#### [Short task]
Repeat the lines below word for word, leaving out the pictures.

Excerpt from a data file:
════

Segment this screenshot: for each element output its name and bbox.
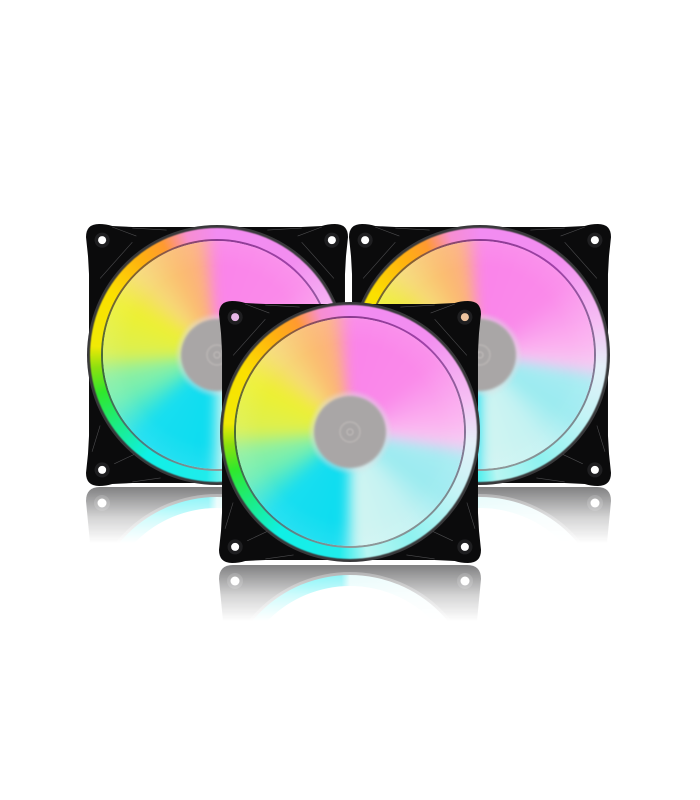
infographic: three RGB fans product image: [86, 224, 611, 616]
fan: front centre: [219, 301, 481, 563]
reflection: front fan: [219, 565, 481, 616]
reflection: back right fan: [478, 487, 611, 538]
reflection: back left fan: [86, 487, 222, 538]
fan: back right: [349, 224, 611, 486]
fan: back left: [86, 224, 348, 486]
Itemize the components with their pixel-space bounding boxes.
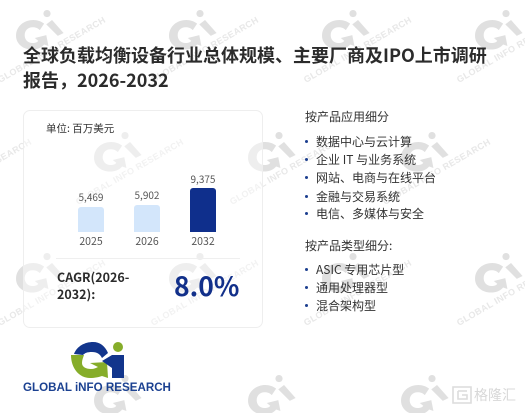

════

#### [Response]
Segment this screenshot: for each element output its name and bbox.
infographic: three RGB fans product image: [86, 224, 611, 616]
fan: front centre: [219, 301, 481, 563]
reflection: front fan: [219, 565, 481, 616]
reflection: back right fan: [478, 487, 611, 538]
reflection: back left fan: [86, 487, 222, 538]
fan: back right: [349, 224, 611, 486]
fan: back left: [86, 224, 348, 486]
Itemize the components with their pixel-space bounding boxes.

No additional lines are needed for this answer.